[Saved data entries]
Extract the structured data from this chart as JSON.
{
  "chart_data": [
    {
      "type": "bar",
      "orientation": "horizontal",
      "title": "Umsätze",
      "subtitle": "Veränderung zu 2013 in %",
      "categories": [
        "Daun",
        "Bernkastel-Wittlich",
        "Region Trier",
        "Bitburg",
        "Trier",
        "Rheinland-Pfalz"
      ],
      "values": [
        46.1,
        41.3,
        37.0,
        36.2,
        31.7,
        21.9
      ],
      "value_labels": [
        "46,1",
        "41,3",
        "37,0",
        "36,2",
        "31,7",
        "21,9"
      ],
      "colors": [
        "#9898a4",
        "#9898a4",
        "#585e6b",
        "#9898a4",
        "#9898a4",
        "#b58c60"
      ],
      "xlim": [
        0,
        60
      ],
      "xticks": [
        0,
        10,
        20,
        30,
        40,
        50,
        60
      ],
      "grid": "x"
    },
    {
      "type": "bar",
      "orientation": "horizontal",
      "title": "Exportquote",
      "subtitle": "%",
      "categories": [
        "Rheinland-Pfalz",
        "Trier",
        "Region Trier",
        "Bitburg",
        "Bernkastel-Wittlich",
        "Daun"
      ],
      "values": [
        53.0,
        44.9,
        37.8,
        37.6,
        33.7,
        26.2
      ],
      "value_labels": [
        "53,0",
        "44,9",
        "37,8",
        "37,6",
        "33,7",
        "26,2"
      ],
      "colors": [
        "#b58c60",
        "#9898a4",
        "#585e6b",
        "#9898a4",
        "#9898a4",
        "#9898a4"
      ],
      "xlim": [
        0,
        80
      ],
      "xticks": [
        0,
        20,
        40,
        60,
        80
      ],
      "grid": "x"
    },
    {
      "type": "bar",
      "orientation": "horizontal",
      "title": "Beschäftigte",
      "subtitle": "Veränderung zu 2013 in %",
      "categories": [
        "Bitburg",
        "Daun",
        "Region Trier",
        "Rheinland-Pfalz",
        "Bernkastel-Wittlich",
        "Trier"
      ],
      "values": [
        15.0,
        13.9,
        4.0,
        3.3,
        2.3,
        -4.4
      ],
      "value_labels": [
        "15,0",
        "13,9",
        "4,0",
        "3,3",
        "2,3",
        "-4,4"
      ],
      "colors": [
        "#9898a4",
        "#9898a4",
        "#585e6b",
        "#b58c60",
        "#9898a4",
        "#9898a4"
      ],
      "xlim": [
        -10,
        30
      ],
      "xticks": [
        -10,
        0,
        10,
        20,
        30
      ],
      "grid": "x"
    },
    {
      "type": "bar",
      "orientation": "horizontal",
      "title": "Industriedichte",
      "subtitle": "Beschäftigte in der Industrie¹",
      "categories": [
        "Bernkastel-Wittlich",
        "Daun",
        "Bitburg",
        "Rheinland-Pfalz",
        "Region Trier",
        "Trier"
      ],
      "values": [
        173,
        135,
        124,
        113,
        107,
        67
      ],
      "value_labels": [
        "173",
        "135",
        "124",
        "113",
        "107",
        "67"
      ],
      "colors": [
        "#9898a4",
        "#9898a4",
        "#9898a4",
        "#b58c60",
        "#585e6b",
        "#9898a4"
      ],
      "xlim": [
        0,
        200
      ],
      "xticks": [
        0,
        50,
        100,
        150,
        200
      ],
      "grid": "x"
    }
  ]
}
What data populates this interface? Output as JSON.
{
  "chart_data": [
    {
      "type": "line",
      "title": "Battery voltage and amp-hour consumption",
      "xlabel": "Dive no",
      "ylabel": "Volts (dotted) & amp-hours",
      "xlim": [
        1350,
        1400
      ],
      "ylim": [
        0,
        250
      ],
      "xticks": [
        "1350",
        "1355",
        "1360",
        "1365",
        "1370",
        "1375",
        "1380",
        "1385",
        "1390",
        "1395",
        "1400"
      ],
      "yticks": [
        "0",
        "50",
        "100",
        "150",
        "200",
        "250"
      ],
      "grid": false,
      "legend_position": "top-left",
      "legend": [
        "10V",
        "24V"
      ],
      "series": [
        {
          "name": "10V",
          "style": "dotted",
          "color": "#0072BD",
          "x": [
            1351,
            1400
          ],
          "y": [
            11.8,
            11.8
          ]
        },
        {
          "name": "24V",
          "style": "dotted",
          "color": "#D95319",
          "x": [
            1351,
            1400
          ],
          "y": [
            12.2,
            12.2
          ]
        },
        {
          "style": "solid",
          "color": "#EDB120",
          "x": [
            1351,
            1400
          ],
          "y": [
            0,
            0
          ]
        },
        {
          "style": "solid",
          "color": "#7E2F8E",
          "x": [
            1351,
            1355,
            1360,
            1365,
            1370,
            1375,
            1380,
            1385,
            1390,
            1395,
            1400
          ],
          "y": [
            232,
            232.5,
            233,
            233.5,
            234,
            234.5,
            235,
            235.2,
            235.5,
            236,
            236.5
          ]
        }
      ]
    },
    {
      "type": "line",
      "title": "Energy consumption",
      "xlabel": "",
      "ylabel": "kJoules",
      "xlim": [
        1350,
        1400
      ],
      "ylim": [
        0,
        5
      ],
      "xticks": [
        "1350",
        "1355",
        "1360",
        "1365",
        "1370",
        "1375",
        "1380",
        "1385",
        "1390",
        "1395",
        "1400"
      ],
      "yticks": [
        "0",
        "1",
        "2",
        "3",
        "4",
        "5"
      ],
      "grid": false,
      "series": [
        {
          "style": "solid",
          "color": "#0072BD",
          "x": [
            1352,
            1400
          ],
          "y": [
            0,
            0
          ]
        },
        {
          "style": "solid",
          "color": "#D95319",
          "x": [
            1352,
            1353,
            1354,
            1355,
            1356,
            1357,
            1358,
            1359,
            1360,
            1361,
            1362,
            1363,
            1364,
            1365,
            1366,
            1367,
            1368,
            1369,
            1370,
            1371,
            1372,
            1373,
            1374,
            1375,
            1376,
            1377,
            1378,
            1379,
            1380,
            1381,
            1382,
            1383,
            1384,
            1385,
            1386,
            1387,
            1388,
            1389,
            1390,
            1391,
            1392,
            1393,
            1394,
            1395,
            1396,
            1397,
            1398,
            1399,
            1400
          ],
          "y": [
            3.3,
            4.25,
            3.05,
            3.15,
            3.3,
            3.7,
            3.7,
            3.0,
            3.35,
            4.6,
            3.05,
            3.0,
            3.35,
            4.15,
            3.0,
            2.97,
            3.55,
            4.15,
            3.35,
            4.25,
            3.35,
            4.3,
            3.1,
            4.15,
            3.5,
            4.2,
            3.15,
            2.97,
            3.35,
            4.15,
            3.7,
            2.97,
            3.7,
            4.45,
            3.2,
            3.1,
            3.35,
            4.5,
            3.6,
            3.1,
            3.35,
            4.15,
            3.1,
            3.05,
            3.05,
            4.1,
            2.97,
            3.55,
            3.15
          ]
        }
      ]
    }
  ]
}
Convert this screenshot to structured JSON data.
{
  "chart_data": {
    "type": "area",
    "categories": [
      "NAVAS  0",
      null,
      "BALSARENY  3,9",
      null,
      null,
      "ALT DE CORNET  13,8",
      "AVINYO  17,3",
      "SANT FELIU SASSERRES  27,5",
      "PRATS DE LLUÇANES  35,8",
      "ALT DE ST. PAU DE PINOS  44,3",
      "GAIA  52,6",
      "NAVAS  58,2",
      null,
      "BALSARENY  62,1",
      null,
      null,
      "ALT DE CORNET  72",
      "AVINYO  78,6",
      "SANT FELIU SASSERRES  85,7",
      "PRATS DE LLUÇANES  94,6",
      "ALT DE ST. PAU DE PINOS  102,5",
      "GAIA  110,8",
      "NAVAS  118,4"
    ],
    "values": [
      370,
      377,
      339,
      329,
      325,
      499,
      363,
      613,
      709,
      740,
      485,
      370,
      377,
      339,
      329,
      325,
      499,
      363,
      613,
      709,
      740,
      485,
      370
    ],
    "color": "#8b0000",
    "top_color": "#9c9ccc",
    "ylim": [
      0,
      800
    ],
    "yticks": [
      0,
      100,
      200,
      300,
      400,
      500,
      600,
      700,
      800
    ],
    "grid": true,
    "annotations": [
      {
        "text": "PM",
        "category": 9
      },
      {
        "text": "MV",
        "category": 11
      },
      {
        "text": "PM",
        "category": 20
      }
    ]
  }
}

■ **TO BE DONE**: Using the listing above, say how many of its lines contain the string "LLUÇANES", giving nothing but the figure.

■ **TASK SOLUTION**: 2